TASK GOAL:
Render the lines from the one containing "Give me the" through the one containing "stat: 1인당 이자절감액 236만", inclusive, as a numbered list, omitting any blank lines.

* start *

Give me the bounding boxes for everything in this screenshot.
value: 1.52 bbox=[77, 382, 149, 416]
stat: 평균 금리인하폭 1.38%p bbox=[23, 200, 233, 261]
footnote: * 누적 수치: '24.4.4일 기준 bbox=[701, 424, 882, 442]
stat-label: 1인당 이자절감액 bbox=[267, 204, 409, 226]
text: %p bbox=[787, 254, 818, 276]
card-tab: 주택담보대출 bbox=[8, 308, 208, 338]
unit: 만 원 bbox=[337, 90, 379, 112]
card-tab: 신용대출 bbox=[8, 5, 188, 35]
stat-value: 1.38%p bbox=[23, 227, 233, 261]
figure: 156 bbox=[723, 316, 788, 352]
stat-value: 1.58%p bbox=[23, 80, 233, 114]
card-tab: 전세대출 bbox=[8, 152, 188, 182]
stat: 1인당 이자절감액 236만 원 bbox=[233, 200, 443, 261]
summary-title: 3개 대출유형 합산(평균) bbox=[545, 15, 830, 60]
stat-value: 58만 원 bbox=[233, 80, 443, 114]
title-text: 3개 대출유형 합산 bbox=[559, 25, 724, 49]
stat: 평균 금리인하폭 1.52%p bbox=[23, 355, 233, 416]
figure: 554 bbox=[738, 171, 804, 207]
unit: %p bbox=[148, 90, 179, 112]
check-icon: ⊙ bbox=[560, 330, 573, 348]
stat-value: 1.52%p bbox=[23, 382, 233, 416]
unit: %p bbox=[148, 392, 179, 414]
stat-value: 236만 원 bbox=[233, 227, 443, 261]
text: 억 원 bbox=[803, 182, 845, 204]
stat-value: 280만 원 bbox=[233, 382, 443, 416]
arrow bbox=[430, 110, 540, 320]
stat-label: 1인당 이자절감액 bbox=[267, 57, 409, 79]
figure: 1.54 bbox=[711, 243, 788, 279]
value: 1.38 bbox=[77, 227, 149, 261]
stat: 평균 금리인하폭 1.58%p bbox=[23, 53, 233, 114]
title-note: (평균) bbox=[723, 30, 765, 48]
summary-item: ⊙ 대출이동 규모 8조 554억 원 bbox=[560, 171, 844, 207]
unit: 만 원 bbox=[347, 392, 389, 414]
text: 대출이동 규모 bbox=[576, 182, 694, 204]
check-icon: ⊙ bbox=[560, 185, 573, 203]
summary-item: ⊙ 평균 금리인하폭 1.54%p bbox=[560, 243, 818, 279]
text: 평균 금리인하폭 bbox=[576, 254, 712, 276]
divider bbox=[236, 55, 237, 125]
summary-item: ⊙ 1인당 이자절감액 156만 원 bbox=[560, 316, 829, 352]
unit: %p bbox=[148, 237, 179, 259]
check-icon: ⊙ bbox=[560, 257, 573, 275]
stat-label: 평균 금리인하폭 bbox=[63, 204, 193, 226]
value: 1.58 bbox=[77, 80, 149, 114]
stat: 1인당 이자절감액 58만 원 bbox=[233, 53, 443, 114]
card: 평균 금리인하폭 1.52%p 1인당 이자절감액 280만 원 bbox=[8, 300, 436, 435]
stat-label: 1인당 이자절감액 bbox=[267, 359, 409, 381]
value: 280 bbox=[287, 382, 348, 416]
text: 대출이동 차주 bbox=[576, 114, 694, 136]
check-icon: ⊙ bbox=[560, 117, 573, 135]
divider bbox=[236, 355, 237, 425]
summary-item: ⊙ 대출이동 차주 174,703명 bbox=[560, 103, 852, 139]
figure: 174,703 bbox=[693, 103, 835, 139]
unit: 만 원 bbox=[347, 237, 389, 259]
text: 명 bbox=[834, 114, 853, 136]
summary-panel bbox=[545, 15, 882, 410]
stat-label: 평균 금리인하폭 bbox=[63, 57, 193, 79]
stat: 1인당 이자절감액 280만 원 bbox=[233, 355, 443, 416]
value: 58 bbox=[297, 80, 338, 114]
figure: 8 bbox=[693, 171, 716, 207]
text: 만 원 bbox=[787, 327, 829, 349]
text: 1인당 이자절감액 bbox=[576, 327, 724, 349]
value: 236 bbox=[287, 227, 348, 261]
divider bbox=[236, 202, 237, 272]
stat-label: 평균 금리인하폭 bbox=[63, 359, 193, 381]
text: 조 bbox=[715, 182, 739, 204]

* end *
* start *

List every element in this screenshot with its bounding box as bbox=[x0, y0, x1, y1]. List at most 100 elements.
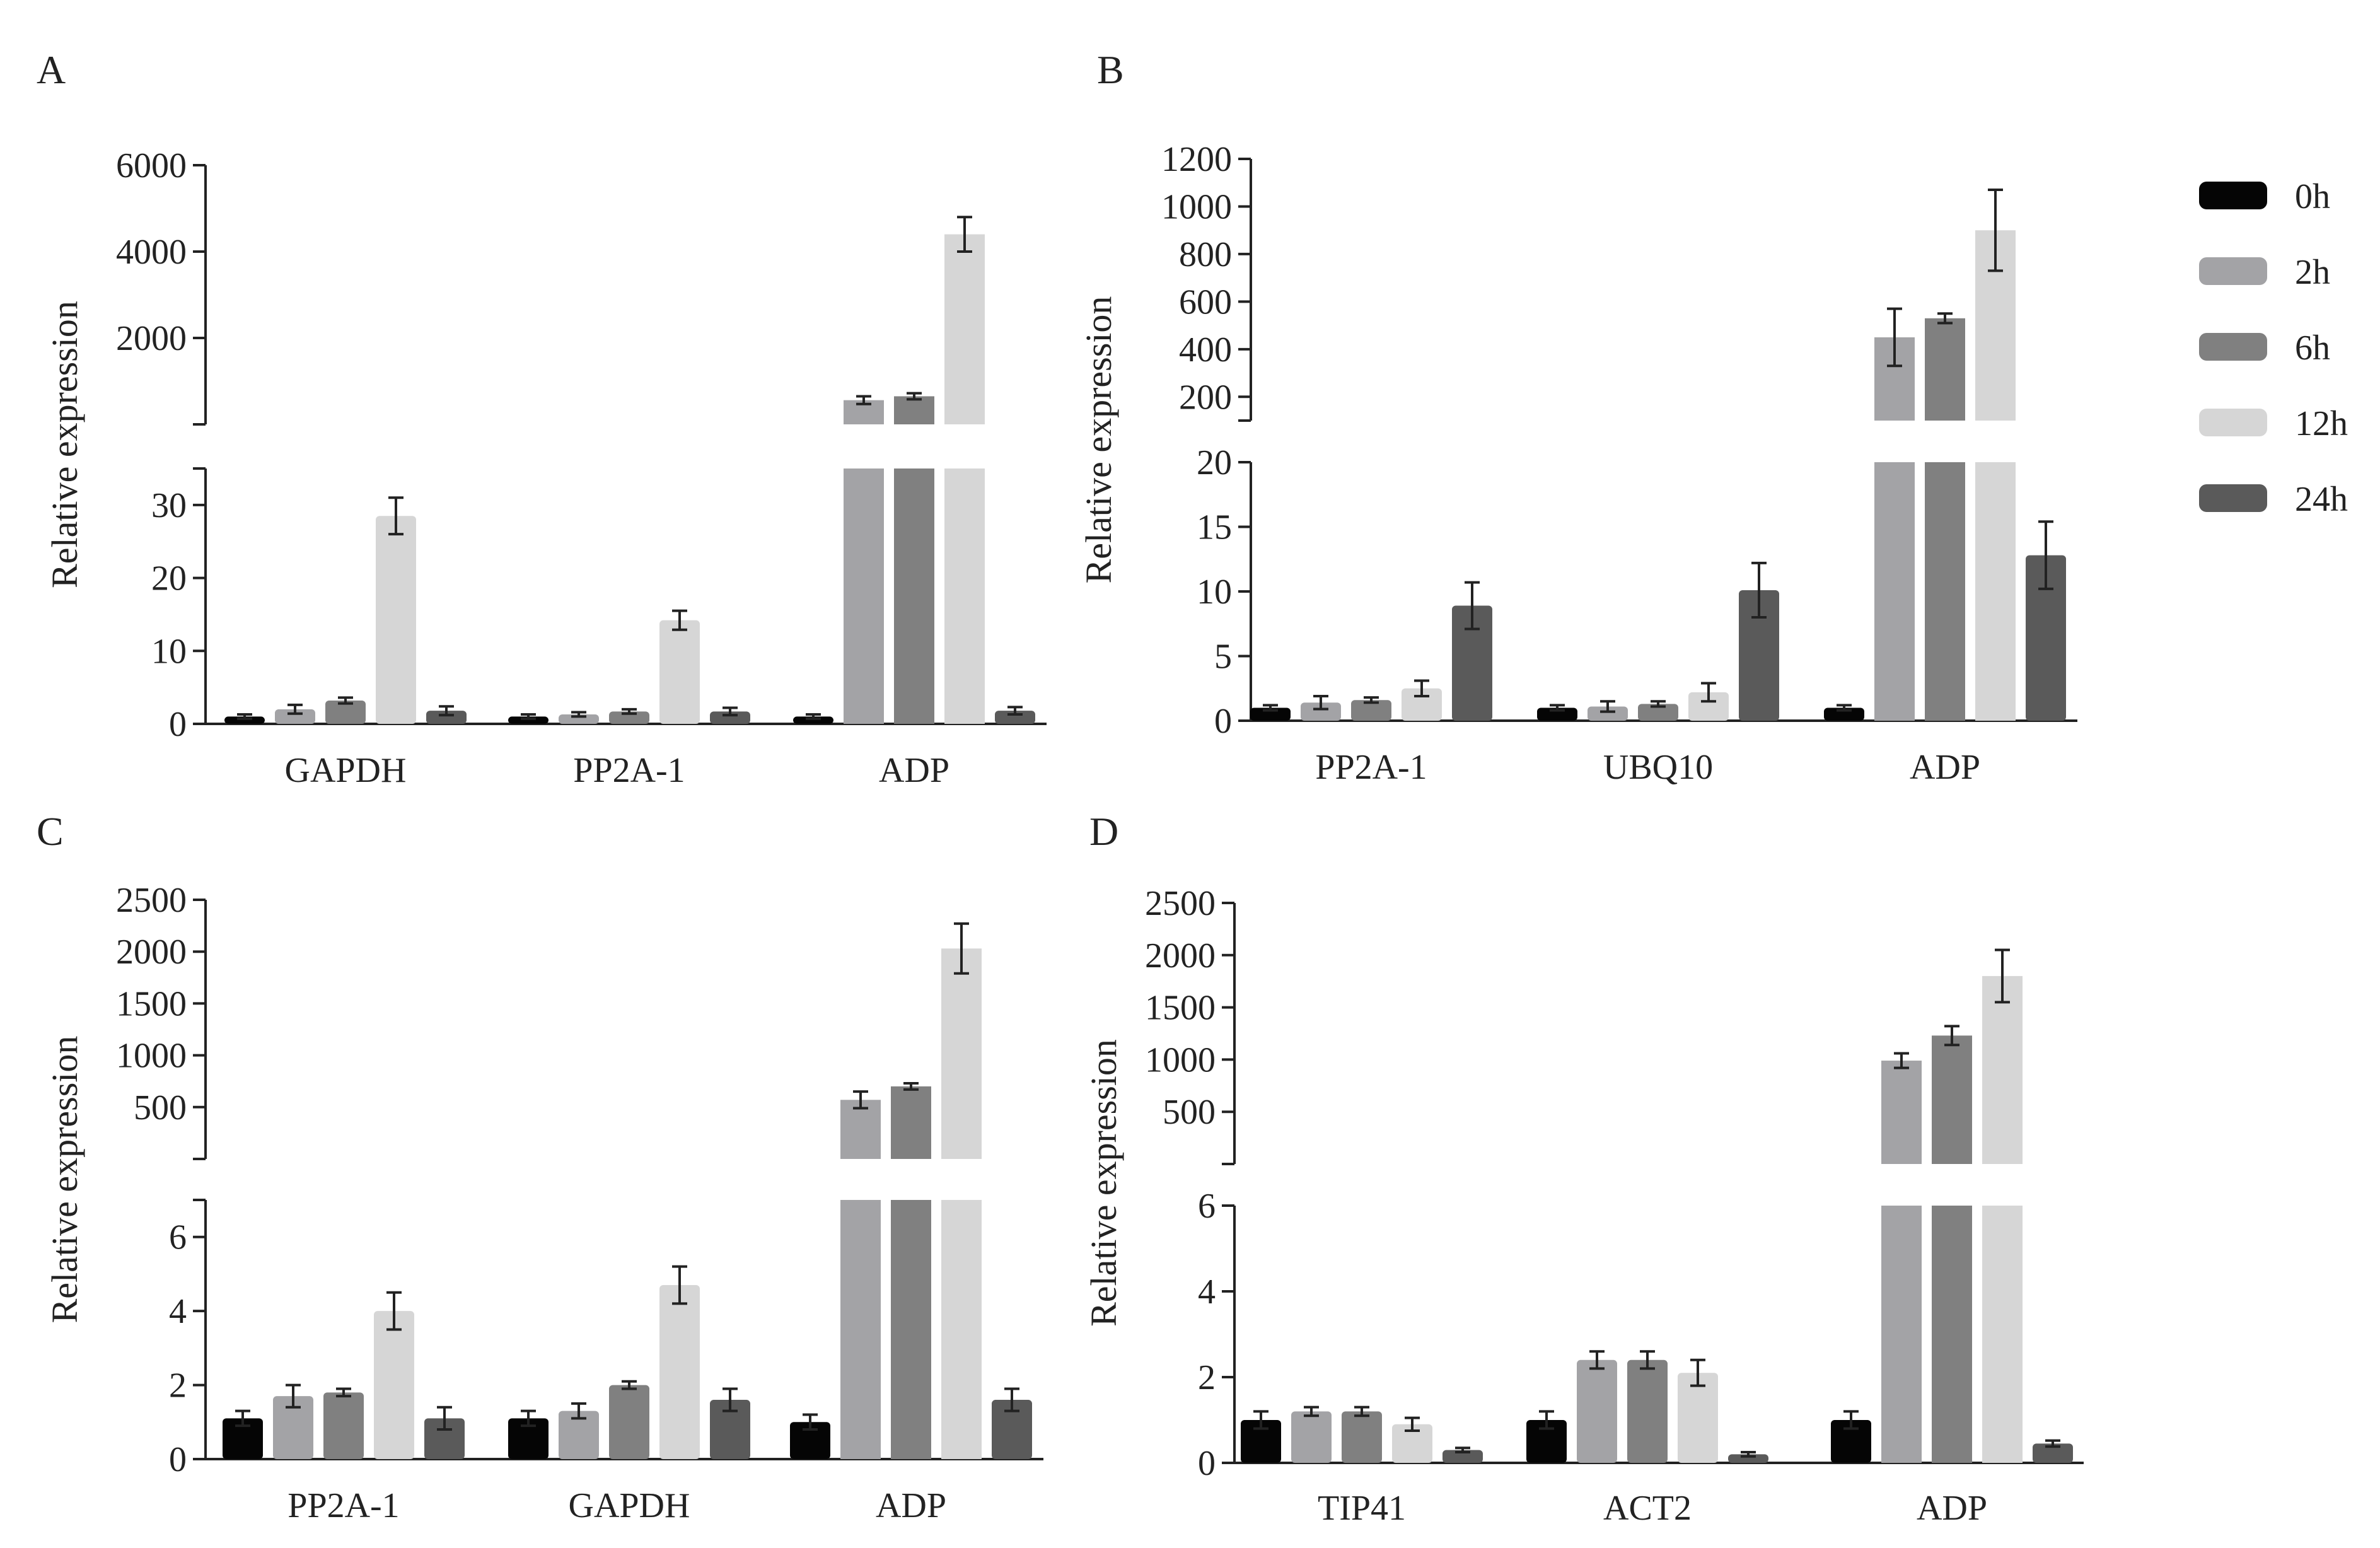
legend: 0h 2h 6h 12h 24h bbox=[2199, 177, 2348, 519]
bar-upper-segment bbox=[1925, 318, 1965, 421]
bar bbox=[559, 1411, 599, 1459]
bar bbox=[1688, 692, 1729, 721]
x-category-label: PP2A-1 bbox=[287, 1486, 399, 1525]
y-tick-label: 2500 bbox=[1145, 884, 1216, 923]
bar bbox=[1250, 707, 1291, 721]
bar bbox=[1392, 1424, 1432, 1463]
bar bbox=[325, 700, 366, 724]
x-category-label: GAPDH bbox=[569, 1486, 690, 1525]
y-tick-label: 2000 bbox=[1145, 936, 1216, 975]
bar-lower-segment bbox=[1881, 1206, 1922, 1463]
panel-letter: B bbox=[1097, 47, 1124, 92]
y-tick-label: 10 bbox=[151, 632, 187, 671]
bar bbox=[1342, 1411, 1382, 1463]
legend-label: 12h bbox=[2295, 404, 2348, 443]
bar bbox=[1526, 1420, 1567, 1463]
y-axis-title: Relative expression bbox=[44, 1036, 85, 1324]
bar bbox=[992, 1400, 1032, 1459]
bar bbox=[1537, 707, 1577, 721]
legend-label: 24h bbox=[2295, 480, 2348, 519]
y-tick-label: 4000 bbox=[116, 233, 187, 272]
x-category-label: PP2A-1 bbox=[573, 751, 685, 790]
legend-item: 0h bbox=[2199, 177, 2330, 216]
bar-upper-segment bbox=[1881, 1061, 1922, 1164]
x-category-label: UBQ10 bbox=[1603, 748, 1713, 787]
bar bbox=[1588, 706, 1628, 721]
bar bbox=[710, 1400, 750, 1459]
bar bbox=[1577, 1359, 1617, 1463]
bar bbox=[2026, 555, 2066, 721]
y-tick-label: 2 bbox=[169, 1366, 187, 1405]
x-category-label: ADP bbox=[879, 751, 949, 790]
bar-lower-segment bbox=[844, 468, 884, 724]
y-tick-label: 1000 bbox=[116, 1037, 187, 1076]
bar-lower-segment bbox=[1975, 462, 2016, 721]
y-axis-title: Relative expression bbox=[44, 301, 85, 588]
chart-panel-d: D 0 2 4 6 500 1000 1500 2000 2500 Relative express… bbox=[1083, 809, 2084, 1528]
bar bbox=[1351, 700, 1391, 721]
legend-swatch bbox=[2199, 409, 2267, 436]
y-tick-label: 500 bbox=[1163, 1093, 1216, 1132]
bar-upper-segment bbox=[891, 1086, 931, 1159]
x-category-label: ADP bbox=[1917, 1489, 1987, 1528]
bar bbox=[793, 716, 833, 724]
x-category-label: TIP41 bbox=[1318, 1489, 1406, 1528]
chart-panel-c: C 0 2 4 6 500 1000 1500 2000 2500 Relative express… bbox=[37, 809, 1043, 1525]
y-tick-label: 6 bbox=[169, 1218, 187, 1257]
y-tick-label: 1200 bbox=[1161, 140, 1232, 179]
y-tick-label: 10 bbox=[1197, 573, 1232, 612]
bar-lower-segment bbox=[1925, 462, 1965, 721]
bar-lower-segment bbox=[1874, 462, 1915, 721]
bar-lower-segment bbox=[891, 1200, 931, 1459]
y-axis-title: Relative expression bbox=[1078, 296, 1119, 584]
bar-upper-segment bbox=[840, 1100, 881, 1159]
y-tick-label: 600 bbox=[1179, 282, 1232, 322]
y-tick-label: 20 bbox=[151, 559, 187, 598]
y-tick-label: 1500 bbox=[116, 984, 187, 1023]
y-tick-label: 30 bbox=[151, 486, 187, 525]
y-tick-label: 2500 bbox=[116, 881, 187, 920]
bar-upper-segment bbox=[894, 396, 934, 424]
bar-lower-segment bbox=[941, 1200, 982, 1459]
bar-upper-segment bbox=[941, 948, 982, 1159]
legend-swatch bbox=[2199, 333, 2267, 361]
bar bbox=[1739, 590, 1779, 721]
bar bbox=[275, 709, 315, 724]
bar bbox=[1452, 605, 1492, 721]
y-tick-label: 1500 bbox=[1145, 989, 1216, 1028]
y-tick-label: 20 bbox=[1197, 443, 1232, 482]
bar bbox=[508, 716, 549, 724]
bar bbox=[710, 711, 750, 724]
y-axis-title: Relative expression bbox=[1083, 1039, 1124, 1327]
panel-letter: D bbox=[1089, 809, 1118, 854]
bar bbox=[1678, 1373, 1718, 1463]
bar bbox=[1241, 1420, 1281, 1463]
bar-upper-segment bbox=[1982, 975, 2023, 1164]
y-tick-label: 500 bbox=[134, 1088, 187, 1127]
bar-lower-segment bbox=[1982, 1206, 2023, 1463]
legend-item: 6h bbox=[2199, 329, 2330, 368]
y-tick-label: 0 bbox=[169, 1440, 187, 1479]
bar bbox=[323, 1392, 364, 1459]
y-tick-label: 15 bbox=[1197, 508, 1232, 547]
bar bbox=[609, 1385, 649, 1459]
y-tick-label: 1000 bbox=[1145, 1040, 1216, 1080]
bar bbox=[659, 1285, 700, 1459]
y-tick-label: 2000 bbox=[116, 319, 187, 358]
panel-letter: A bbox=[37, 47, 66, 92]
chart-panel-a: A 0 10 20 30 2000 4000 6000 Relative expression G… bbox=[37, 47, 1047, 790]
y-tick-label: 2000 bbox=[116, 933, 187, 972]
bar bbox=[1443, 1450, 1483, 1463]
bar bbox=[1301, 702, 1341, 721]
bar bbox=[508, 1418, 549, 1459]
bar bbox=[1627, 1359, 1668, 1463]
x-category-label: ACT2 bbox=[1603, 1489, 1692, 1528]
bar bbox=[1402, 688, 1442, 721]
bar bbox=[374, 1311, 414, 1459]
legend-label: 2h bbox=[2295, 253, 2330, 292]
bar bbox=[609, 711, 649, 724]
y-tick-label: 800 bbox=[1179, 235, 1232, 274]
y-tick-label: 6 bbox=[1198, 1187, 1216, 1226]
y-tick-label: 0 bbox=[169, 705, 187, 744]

* end *
* start *

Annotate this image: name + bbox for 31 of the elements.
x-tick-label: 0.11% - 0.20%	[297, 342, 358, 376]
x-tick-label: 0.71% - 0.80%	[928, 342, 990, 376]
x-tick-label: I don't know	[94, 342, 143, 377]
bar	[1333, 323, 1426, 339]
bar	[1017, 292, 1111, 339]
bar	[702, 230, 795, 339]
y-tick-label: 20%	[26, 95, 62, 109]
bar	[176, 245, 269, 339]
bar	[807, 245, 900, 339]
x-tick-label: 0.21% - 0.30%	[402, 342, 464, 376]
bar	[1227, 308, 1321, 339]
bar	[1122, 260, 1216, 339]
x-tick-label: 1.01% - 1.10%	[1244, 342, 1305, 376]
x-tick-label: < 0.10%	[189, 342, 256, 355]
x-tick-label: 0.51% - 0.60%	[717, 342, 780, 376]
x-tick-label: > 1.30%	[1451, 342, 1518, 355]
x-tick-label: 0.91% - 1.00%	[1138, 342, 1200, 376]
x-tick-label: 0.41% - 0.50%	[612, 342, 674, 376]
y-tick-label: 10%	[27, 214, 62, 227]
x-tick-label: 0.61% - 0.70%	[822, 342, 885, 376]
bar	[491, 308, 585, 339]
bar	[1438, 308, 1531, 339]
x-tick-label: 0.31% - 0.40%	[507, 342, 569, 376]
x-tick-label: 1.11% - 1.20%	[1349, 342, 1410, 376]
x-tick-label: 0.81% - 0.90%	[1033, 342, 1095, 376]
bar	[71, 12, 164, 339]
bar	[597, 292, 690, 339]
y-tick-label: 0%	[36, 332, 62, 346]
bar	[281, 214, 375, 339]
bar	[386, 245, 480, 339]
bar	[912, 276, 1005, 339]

* end *

WRITTEN REPLY:
1. Give me the bounding boxes for everything in this screenshot.
2. value: 1.52 bbox=[77, 382, 149, 416]
3. stat: 평균 금리인하폭 1.38%p bbox=[23, 200, 233, 261]
4. footnote: * 누적 수치: '24.4.4일 기준 bbox=[701, 424, 882, 442]
5. stat-label: 1인당 이자절감액 bbox=[267, 204, 409, 226]
6. text: %p bbox=[787, 254, 818, 276]
7. card-tab: 주택담보대출 bbox=[8, 308, 208, 338]
8. unit: 만 원 bbox=[337, 90, 379, 112]
9. card-tab: 신용대출 bbox=[8, 5, 188, 35]
10. stat-value: 1.38%p bbox=[23, 227, 233, 261]
11. figure: 156 bbox=[723, 316, 788, 352]
12. stat-value: 1.58%p bbox=[23, 80, 233, 114]
13. card-tab: 전세대출 bbox=[8, 152, 188, 182]
14. stat: 1인당 이자절감액 236만 원 bbox=[233, 200, 443, 261]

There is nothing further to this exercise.